TASK OBJECTIVE :: The records below are to be quoted in full; please keep every word exact.

Structured figure records ::
::::::::::
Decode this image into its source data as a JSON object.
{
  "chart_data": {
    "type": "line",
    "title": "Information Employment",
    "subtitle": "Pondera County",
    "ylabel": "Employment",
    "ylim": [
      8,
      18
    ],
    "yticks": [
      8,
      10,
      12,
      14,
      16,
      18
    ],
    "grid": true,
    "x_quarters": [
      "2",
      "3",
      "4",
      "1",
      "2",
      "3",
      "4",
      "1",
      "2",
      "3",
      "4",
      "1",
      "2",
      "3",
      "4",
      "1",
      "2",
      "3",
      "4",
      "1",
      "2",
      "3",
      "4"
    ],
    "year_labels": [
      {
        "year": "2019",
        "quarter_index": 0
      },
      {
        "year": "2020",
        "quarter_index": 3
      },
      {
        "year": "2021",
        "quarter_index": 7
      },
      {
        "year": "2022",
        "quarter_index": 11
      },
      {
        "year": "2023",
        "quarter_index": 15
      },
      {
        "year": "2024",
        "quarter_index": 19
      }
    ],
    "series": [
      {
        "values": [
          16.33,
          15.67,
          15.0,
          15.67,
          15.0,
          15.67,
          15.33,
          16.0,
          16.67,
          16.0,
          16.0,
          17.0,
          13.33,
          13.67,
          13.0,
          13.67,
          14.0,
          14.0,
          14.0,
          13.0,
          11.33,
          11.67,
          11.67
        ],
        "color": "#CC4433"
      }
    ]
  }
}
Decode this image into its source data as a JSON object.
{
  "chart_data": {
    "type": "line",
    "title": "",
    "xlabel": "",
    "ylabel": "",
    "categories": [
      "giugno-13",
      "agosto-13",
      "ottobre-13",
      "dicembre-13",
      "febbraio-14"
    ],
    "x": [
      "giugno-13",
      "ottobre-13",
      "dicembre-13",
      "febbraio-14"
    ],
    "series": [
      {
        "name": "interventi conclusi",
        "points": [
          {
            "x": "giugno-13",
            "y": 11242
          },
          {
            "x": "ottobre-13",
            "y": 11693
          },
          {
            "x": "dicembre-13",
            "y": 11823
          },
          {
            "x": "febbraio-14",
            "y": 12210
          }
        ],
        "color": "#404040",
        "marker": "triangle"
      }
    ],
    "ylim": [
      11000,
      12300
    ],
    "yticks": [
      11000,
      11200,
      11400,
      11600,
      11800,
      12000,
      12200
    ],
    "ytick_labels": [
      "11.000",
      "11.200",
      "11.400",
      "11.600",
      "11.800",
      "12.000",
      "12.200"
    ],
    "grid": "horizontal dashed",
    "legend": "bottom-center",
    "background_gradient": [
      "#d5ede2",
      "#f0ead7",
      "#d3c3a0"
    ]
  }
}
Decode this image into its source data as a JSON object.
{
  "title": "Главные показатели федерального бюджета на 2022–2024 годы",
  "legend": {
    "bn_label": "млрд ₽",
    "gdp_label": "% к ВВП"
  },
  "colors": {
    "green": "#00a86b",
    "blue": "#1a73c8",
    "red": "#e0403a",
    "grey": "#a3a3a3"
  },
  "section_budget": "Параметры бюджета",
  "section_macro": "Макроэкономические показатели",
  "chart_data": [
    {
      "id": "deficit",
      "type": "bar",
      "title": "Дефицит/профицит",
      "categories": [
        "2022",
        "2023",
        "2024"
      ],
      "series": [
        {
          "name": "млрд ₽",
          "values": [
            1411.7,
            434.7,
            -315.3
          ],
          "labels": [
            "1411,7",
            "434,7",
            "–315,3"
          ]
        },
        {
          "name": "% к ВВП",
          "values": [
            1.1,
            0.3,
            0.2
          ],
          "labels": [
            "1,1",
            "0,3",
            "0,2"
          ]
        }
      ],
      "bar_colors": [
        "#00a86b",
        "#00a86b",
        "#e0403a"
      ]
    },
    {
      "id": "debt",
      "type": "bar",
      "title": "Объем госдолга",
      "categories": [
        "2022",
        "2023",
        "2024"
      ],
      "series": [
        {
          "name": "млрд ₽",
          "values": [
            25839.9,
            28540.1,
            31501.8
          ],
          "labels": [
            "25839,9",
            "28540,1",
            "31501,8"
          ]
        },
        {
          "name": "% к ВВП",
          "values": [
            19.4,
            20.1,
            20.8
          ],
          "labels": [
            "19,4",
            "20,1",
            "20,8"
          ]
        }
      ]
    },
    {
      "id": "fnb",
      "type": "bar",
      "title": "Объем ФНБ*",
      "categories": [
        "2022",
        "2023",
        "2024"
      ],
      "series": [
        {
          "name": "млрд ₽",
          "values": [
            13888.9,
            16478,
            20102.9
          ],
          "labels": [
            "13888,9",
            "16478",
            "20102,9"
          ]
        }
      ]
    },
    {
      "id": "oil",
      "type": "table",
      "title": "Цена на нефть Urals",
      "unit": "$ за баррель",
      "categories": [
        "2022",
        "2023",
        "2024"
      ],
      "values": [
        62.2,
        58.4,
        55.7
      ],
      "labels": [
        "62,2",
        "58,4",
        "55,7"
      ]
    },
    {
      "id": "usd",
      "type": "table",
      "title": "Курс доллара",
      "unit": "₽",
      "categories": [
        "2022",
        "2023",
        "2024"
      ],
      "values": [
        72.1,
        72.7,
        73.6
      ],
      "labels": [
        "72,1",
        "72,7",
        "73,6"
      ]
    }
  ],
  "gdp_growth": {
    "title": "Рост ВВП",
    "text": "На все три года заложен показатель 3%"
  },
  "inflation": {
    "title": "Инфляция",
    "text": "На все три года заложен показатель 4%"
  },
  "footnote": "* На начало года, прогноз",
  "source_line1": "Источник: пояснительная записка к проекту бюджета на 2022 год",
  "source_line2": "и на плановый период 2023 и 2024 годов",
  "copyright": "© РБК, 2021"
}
::::::::::
TASK OUTPUT ::
Decode this image into its source data as a JSON object.
{
  "chart_data": {
    "type": "line",
    "title": "Information Employment",
    "subtitle": "Pondera County",
    "ylabel": "Employment",
    "ylim": [
      8,
      18
    ],
    "yticks": [
      8,
      10,
      12,
      14,
      16,
      18
    ],
    "grid": true,
    "x_quarters": [
      "2",
      "3",
      "4",
      "1",
      "2",
      "3",
      "4",
      "1",
      "2",
      "3",
      "4",
      "1",
      "2",
      "3",
      "4",
      "1",
      "2",
      "3",
      "4",
      "1",
      "2",
      "3",
      "4"
    ],
    "year_labels": [
      {
        "year": "2019",
        "quarter_index": 0
      },
      {
        "year": "2020",
        "quarter_index": 3
      },
      {
        "year": "2021",
        "quarter_index": 7
      },
      {
        "year": "2022",
        "quarter_index": 11
      },
      {
        "year": "2023",
        "quarter_index": 15
      },
      {
        "year": "2024",
        "quarter_index": 19
      }
    ],
    "series": [
      {
        "values": [
          16.33,
          15.67,
          15.0,
          15.67,
          15.0,
          15.67,
          15.33,
          16.0,
          16.67,
          16.0,
          16.0,
          17.0,
          13.33,
          13.67,
          13.0,
          13.67,
          14.0,
          14.0,
          14.0,
          13.0,
          11.33,
          11.67,
          11.67
        ],
        "color": "#CC4433"
      }
    ]
  }
}
Decode this image into its source data as a JSON object.
{
  "chart_data": {
    "type": "line",
    "title": "",
    "xlabel": "",
    "ylabel": "",
    "categories": [
      "giugno-13",
      "agosto-13",
      "ottobre-13",
      "dicembre-13",
      "febbraio-14"
    ],
    "x": [
      "giugno-13",
      "ottobre-13",
      "dicembre-13",
      "febbraio-14"
    ],
    "series": [
      {
        "name": "interventi conclusi",
        "points": [
          {
            "x": "giugno-13",
            "y": 11242
          },
          {
            "x": "ottobre-13",
            "y": 11693
          },
          {
            "x": "dicembre-13",
            "y": 11823
          },
          {
            "x": "febbraio-14",
            "y": 12210
          }
        ],
        "color": "#404040",
        "marker": "triangle"
      }
    ],
    "ylim": [
      11000,
      12300
    ],
    "yticks": [
      11000,
      11200,
      11400,
      11600,
      11800,
      12000,
      12200
    ],
    "ytick_labels": [
      "11.000",
      "11.200",
      "11.400",
      "11.600",
      "11.800",
      "12.000",
      "12.200"
    ],
    "grid": "horizontal dashed",
    "legend": "bottom-center",
    "background_gradient": [
      "#d5ede2",
      "#f0ead7",
      "#d3c3a0"
    ]
  }
}
Decode this image into its source data as a JSON object.
{
  "title": "Главные показатели федерального бюджета на 2022–2024 годы",
  "legend": {
    "bn_label": "млрд ₽",
    "gdp_label": "% к ВВП"
  },
  "colors": {
    "green": "#00a86b",
    "blue": "#1a73c8",
    "red": "#e0403a",
    "grey": "#a3a3a3"
  },
  "section_budget": "Параметры бюджета",
  "section_macro": "Макроэкономические показатели",
  "chart_data": [
    {
      "id": "deficit",
      "type": "bar",
      "title": "Дефицит/профицит",
      "categories": [
        "2022",
        "2023",
        "2024"
      ],
      "series": [
        {
          "name": "млрд ₽",
          "values": [
            1411.7,
            434.7,
            -315.3
          ],
          "labels": [
            "1411,7",
            "434,7",
            "–315,3"
          ]
        },
        {
          "name": "% к ВВП",
          "values": [
            1.1,
            0.3,
            0.2
          ],
          "labels": [
            "1,1",
            "0,3",
            "0,2"
          ]
        }
      ],
      "bar_colors": [
        "#00a86b",
        "#00a86b",
        "#e0403a"
      ]
    },
    {
      "id": "debt",
      "type": "bar",
      "title": "Объем госдолга",
      "categories": [
        "2022",
        "2023",
        "2024"
      ],
      "series": [
        {
          "name": "млрд ₽",
          "values": [
            25839.9,
            28540.1,
            31501.8
          ],
          "labels": [
            "25839,9",
            "28540,1",
            "31501,8"
          ]
        },
        {
          "name": "% к ВВП",
          "values": [
            19.4,
            20.1,
            20.8
          ],
          "labels": [
            "19,4",
            "20,1",
            "20,8"
          ]
        }
      ]
    },
    {
      "id": "fnb",
      "type": "bar",
      "title": "Объем ФНБ*",
      "categories": [
        "2022",
        "2023",
        "2024"
      ],
      "series": [
        {
          "name": "млрд ₽",
          "values": [
            13888.9,
            16478,
            20102.9
          ],
          "labels": [
            "13888,9",
            "16478",
            "20102,9"
          ]
        }
      ]
    },
    {
      "id": "oil",
      "type": "table",
      "title": "Цена на нефть Urals",
      "unit": "$ за баррель",
      "categories": [
        "2022",
        "2023",
        "2024"
      ],
      "values": [
        62.2,
        58.4,
        55.7
      ],
      "labels": [
        "62,2",
        "58,4",
        "55,7"
      ]
    },
    {
      "id": "usd",
      "type": "table",
      "title": "Курс доллара",
      "unit": "₽",
      "categories": [
        "2022",
        "2023",
        "2024"
      ],
      "values": [
        72.1,
        72.7,
        73.6
      ],
      "labels": [
        "72,1",
        "72,7",
        "73,6"
      ]
    }
  ],
  "gdp_growth": {
    "title": "Рост ВВП",
    "text": "На все три года заложен показатель 3%"
  },
  "inflation": {
    "title": "Инфляция",
    "text": "На все три года заложен показатель 4%"
  },
  "footnote": "* На начало года, прогноз",
  "source_line1": "Источник: пояснительная записка к проекту бюджета на 2022 год",
  "source_line2": "и на плановый период 2023 и 2024 годов",
  "copyright": "© РБК, 2021"
}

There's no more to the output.